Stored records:
= = = =

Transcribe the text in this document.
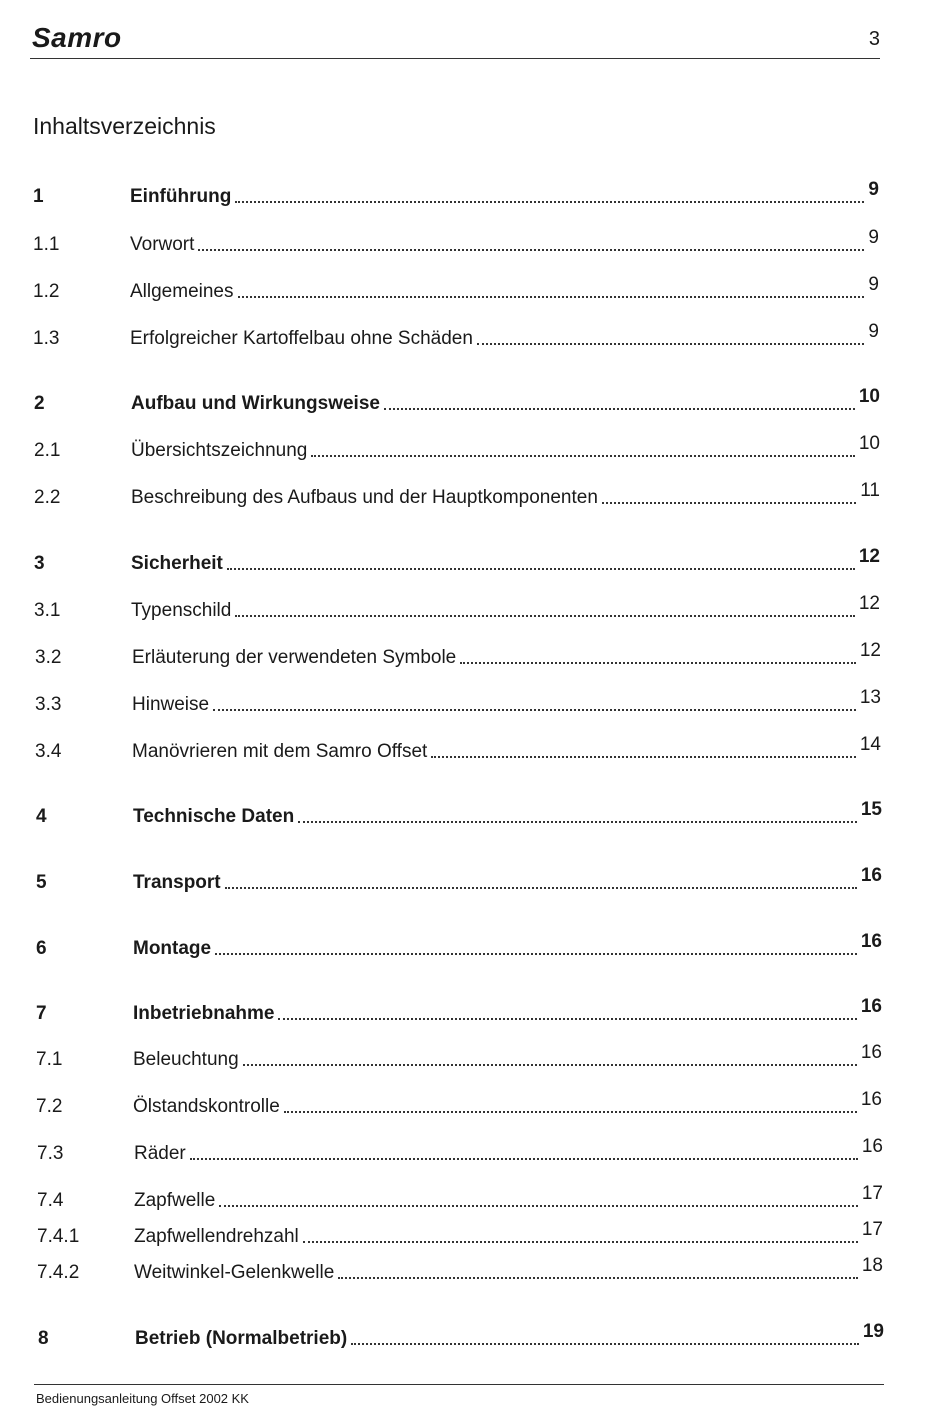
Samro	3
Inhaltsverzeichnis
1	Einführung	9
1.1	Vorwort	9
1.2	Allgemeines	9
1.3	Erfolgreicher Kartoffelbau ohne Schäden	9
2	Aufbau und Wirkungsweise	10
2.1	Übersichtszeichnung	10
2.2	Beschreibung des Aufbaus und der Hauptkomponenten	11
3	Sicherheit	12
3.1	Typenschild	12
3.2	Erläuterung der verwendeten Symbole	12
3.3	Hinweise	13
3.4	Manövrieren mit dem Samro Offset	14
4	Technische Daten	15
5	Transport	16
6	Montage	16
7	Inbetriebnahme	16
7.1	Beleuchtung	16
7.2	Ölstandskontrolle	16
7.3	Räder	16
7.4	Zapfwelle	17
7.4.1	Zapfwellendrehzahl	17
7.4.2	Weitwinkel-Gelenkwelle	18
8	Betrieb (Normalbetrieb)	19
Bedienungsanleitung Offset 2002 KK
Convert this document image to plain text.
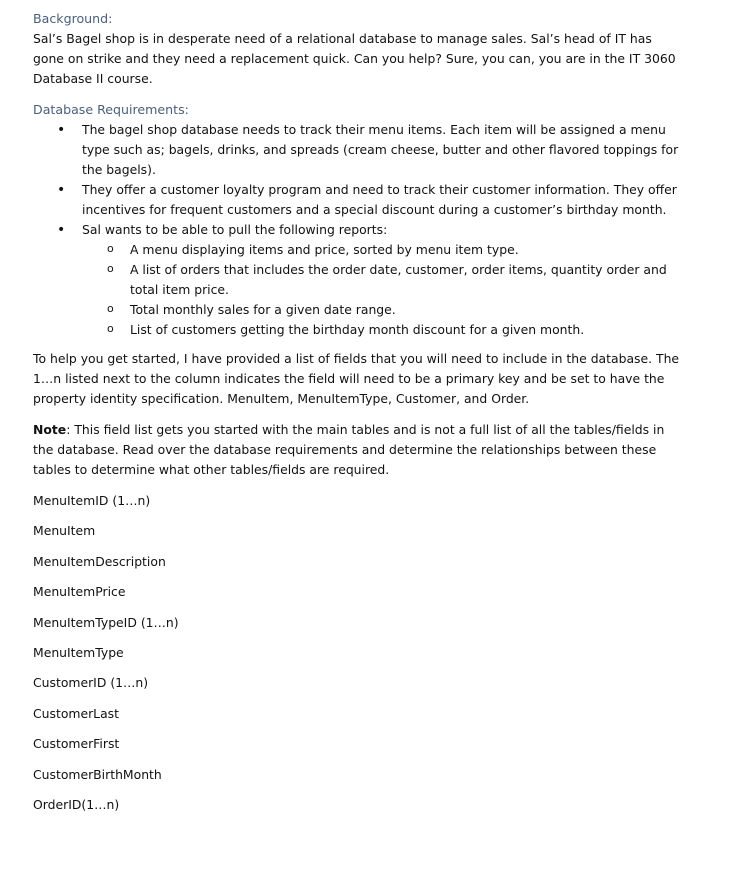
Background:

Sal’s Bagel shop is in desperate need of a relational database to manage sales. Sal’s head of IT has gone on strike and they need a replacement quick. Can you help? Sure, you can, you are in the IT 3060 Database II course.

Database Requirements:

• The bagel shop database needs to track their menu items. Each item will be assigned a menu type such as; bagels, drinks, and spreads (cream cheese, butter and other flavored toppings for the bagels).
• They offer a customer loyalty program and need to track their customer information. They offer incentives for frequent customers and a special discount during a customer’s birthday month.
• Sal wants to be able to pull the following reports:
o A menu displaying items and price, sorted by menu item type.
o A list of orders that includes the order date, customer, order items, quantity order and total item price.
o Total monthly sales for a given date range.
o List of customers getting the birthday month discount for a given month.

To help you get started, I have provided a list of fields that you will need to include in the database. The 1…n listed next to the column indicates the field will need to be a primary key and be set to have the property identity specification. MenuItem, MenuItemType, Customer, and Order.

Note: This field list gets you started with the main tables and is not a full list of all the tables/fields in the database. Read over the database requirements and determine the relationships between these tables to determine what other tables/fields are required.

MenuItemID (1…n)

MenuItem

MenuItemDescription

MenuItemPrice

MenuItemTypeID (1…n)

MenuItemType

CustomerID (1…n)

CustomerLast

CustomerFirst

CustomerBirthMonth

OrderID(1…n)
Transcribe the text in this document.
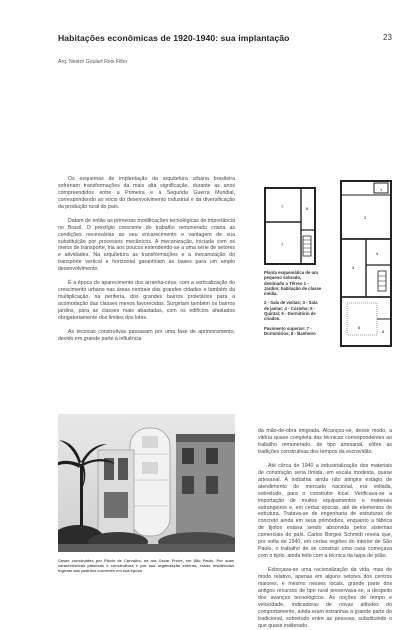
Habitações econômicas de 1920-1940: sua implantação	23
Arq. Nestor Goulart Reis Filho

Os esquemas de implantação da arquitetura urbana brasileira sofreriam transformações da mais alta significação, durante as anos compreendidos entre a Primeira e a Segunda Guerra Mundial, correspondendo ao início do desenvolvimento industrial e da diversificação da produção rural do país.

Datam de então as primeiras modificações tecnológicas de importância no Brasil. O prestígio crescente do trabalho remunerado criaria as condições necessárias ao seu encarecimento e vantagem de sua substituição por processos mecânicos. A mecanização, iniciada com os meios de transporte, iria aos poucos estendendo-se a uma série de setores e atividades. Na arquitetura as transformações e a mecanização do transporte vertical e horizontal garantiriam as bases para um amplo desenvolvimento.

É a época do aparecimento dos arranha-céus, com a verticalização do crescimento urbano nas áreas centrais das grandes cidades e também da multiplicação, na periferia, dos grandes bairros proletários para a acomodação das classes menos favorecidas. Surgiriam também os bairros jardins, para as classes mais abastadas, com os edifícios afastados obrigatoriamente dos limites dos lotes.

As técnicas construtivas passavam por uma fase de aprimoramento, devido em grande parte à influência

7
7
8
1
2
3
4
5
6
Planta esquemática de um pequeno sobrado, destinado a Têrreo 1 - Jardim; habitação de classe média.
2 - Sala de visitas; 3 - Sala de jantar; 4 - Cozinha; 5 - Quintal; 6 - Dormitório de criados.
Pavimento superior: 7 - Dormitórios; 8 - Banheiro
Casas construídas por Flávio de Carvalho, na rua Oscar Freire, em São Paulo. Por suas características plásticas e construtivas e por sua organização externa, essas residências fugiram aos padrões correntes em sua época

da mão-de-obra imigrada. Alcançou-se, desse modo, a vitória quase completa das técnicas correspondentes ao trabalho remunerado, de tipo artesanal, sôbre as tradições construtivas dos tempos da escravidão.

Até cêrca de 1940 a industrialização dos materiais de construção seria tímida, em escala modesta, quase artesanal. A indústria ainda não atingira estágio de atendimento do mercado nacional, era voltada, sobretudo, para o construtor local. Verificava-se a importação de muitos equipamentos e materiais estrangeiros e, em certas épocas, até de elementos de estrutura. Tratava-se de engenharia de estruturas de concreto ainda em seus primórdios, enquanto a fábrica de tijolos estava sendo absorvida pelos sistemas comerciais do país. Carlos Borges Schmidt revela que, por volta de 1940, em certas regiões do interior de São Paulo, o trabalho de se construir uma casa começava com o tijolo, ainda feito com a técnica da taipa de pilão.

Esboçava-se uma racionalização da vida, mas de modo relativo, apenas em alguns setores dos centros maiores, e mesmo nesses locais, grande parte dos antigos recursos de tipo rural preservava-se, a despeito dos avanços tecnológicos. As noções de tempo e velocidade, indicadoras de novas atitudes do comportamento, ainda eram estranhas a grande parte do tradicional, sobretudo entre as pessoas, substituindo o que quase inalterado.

= = = =

GIVEN EXERCISE
Find each line holding "sales". Copy it out.

FINISHED TASK
Sal’s Bagel shop is in desperate need of a relational database to manage sales. Sal’s head of IT has gone on strike and they need a replacement quick. Can you help? Sure, you can, you are in the IT 3060 Database II course.
o Total monthly sales for a given date range.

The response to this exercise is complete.